Data extract:
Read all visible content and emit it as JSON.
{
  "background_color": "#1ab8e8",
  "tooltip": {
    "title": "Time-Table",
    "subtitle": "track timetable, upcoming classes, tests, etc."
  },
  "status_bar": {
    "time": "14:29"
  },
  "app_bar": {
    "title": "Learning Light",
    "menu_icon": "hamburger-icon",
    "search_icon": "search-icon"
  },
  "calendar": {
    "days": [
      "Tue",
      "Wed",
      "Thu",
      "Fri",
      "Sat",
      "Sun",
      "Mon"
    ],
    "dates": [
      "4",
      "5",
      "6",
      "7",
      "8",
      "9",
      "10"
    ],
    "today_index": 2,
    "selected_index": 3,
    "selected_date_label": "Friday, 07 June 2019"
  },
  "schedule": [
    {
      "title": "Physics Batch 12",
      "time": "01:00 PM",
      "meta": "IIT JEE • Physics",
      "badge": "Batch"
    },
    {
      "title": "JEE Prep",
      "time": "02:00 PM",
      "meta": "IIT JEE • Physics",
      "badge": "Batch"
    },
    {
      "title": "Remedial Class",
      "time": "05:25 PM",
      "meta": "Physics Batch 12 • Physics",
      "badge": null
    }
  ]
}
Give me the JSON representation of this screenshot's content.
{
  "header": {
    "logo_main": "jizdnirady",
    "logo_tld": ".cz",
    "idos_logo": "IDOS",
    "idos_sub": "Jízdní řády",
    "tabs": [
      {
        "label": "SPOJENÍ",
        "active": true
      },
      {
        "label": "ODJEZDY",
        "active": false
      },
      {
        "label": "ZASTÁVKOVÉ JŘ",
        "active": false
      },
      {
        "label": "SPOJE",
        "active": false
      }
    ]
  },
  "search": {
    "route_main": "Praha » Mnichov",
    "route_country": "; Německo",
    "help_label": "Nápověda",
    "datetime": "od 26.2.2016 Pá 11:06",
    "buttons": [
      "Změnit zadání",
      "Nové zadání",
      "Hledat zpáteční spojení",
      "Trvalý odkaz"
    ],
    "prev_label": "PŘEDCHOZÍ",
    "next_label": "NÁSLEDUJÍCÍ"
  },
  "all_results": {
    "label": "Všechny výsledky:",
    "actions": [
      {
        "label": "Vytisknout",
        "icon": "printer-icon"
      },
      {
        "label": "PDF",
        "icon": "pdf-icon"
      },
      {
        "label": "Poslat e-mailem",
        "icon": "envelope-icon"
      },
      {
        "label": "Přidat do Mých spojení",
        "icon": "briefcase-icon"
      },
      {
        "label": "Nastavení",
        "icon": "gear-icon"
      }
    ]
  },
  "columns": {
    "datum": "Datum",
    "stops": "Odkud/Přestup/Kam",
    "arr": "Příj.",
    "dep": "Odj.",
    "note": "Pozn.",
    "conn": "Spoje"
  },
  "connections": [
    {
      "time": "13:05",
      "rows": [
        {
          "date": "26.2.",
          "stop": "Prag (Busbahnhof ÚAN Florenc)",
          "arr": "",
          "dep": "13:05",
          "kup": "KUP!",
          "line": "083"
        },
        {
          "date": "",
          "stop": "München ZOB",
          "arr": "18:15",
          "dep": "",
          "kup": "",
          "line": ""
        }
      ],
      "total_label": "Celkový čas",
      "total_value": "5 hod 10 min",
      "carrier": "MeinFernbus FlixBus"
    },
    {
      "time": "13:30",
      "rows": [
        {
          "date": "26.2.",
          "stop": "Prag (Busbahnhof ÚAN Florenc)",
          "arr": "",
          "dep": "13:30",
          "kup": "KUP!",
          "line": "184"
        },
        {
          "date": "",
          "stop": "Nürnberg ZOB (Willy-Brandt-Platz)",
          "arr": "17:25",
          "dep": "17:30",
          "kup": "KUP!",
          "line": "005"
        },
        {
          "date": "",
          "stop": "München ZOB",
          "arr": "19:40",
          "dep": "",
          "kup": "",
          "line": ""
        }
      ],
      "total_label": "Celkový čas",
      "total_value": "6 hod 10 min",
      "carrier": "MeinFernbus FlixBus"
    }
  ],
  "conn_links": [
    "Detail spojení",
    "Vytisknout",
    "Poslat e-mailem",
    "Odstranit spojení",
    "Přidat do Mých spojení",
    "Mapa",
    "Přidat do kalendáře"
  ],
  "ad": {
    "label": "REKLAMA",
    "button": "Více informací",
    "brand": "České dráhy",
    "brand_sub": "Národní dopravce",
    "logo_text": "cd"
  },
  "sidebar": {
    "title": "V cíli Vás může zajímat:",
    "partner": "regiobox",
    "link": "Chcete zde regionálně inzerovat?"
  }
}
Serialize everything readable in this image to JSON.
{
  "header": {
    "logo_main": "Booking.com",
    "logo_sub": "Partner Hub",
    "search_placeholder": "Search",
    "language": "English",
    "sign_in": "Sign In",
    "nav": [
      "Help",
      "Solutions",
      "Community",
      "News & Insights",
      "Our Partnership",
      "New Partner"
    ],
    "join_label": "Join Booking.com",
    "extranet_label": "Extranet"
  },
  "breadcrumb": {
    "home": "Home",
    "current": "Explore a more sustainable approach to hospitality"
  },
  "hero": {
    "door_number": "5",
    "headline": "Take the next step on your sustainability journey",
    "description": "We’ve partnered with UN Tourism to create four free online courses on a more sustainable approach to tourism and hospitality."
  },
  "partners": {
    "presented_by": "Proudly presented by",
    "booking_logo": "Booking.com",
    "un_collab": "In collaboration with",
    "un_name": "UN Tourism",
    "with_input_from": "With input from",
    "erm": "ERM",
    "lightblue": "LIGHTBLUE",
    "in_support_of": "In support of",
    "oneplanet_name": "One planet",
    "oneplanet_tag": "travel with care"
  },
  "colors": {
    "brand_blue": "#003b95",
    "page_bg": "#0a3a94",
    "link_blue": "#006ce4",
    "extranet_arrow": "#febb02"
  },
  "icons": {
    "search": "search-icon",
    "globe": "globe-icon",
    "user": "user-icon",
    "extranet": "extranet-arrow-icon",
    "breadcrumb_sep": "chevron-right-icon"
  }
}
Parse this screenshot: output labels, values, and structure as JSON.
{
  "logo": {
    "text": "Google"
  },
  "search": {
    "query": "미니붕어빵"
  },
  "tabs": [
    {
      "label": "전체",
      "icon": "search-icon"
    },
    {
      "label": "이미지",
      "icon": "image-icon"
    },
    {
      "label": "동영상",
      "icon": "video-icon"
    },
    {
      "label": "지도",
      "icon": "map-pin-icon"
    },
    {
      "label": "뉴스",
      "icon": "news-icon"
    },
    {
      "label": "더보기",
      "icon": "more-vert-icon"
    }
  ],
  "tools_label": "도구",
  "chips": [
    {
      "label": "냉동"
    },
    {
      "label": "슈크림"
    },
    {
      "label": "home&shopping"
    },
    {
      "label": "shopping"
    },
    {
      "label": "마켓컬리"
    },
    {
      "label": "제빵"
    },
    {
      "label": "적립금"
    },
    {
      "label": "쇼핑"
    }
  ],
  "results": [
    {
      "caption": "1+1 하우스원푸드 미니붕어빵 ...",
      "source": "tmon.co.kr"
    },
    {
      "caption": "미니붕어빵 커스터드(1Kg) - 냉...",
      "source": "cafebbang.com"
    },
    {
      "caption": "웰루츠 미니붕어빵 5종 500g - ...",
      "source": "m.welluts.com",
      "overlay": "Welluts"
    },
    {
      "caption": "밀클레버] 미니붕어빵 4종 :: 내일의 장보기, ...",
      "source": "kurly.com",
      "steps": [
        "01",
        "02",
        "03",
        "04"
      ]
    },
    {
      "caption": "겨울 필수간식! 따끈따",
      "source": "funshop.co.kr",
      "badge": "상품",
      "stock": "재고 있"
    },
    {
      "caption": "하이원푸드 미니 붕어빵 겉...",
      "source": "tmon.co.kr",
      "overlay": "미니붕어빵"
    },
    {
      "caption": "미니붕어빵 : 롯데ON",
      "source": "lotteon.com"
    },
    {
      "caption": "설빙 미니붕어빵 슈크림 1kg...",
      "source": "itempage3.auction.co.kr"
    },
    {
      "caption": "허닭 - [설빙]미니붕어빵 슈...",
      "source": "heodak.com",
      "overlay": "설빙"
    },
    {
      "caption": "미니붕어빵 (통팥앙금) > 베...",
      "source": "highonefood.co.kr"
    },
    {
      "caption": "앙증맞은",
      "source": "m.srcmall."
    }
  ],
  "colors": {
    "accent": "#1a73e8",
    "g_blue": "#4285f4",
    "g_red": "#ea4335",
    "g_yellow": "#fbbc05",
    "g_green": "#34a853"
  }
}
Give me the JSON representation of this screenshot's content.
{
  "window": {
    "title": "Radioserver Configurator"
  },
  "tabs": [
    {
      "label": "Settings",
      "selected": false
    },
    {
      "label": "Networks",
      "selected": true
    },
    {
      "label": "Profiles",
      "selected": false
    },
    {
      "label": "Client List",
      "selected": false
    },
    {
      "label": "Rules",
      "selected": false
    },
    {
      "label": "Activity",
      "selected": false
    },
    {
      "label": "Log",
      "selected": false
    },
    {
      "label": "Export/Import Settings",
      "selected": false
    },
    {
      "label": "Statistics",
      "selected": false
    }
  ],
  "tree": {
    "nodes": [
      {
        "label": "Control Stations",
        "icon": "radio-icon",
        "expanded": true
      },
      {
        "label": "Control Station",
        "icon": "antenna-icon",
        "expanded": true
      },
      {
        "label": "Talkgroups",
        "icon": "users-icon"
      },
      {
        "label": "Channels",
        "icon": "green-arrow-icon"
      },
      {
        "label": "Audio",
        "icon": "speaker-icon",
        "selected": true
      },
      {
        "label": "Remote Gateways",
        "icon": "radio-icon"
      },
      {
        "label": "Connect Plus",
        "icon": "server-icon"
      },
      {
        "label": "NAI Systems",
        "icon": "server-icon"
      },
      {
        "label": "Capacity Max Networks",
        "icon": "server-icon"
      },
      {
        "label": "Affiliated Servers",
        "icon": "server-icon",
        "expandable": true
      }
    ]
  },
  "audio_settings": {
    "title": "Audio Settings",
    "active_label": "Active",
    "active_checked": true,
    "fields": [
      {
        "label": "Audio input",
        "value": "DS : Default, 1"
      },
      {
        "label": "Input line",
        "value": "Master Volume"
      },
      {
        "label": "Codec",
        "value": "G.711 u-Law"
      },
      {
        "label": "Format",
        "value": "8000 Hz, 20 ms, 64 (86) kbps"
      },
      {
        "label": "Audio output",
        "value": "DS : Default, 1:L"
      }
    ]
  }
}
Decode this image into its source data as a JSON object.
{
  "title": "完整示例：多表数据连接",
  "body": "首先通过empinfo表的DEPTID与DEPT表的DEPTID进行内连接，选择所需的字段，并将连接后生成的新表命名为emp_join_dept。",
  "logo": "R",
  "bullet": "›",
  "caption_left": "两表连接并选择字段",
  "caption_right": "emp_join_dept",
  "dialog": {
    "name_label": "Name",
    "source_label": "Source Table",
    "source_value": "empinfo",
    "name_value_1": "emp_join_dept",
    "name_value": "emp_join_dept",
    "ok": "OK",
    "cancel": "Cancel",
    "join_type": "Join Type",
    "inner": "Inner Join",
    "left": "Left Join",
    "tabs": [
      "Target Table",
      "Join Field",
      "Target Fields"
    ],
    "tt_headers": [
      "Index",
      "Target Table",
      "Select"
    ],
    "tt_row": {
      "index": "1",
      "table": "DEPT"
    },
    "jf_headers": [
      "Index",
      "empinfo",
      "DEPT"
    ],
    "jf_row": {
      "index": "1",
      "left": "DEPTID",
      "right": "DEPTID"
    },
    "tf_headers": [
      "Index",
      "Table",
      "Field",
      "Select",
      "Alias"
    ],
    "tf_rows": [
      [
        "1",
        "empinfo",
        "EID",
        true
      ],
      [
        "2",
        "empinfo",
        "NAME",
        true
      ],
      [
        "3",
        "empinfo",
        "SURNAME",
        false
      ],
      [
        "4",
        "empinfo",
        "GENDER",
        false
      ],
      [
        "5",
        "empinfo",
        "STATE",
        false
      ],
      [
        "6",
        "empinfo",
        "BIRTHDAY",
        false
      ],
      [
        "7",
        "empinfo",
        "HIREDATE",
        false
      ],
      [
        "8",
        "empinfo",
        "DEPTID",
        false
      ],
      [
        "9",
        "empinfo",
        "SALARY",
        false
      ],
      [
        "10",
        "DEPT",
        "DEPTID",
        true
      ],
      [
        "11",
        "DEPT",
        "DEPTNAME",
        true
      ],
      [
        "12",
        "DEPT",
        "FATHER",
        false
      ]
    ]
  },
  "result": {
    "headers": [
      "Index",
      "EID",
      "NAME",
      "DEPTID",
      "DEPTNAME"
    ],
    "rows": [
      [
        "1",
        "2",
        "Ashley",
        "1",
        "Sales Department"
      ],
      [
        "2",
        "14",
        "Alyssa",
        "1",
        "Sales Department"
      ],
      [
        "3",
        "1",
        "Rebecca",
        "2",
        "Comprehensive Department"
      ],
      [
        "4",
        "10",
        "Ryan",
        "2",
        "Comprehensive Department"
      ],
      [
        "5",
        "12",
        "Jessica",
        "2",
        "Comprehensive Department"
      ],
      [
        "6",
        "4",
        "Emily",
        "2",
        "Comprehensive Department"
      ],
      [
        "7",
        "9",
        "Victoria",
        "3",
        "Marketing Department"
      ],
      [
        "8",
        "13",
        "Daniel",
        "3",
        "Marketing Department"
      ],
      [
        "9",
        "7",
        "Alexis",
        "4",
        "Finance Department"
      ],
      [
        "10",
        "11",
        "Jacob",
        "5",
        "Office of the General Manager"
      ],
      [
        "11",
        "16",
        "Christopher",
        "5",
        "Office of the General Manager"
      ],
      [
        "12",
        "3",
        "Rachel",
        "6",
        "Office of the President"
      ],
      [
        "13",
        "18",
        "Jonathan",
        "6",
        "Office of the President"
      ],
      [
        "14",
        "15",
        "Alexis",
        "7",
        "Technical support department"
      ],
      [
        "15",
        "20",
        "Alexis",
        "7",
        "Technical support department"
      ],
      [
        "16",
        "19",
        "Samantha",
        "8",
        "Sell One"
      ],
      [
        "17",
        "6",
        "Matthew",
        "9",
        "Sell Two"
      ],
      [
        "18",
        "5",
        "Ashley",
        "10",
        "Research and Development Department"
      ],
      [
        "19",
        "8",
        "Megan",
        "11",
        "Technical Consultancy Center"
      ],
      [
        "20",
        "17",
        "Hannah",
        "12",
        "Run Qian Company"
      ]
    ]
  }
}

Written problem: State the number of lines in this listing that contain the string "hospitality", and add nothing else.

Answer in full: 2